# Start of Data provided
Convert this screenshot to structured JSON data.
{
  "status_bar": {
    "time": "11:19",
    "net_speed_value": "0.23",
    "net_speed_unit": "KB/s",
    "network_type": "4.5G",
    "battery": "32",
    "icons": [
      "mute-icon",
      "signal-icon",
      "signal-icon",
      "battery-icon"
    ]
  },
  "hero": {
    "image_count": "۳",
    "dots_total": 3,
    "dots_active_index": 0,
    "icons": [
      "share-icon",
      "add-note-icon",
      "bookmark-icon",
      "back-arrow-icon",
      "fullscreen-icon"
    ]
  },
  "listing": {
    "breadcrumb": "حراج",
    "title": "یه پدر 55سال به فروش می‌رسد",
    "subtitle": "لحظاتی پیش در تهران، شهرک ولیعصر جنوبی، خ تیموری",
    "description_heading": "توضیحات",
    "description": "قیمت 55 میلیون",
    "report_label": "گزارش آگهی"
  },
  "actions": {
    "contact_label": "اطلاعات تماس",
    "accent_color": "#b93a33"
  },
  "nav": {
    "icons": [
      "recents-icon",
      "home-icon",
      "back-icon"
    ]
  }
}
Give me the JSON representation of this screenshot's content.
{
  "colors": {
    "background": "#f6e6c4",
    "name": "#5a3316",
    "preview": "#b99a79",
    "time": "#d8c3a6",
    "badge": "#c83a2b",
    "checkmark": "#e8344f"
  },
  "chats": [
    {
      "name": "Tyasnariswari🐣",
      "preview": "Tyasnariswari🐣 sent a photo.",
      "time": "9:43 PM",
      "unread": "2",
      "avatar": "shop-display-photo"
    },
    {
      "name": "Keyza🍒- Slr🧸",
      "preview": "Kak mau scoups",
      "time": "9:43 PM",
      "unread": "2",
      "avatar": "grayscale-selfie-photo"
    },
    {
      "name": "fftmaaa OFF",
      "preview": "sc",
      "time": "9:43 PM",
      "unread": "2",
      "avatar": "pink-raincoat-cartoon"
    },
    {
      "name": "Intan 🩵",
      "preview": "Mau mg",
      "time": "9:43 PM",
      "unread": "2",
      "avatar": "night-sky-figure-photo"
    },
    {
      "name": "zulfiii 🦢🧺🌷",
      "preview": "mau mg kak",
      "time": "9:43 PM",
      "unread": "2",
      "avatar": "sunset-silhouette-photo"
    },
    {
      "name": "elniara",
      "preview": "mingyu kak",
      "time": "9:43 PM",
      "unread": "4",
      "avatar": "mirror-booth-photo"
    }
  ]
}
# End of Data provided
Written problem:
All entries must be repeated verbatim.

Correct answer:
Convert this screenshot to structured JSON data.
{
  "status_bar": {
    "time": "11:19",
    "net_speed_value": "0.23",
    "net_speed_unit": "KB/s",
    "network_type": "4.5G",
    "battery": "32",
    "icons": [
      "mute-icon",
      "signal-icon",
      "signal-icon",
      "battery-icon"
    ]
  },
  "hero": {
    "image_count": "۳",
    "dots_total": 3,
    "dots_active_index": 0,
    "icons": [
      "share-icon",
      "add-note-icon",
      "bookmark-icon",
      "back-arrow-icon",
      "fullscreen-icon"
    ]
  },
  "listing": {
    "breadcrumb": "حراج",
    "title": "یه پدر 55سال به فروش می‌رسد",
    "subtitle": "لحظاتی پیش در تهران، شهرک ولیعصر جنوبی، خ تیموری",
    "description_heading": "توضیحات",
    "description": "قیمت 55 میلیون",
    "report_label": "گزارش آگهی"
  },
  "actions": {
    "contact_label": "اطلاعات تماس",
    "accent_color": "#b93a33"
  },
  "nav": {
    "icons": [
      "recents-icon",
      "home-icon",
      "back-icon"
    ]
  }
}
Give me the JSON representation of this screenshot's content.
{
  "colors": {
    "background": "#f6e6c4",
    "name": "#5a3316",
    "preview": "#b99a79",
    "time": "#d8c3a6",
    "badge": "#c83a2b",
    "checkmark": "#e8344f"
  },
  "chats": [
    {
      "name": "Tyasnariswari🐣",
      "preview": "Tyasnariswari🐣 sent a photo.",
      "time": "9:43 PM",
      "unread": "2",
      "avatar": "shop-display-photo"
    },
    {
      "name": "Keyza🍒- Slr🧸",
      "preview": "Kak mau scoups",
      "time": "9:43 PM",
      "unread": "2",
      "avatar": "grayscale-selfie-photo"
    },
    {
      "name": "fftmaaa OFF",
      "preview": "sc",
      "time": "9:43 PM",
      "unread": "2",
      "avatar": "pink-raincoat-cartoon"
    },
    {
      "name": "Intan 🩵",
      "preview": "Mau mg",
      "time": "9:43 PM",
      "unread": "2",
      "avatar": "night-sky-figure-photo"
    },
    {
      "name": "zulfiii 🦢🧺🌷",
      "preview": "mau mg kak",
      "time": "9:43 PM",
      "unread": "2",
      "avatar": "sunset-silhouette-photo"
    },
    {
      "name": "elniara",
      "preview": "mingyu kak",
      "time": "9:43 PM",
      "unread": "4",
      "avatar": "mirror-booth-photo"
    }
  ]
}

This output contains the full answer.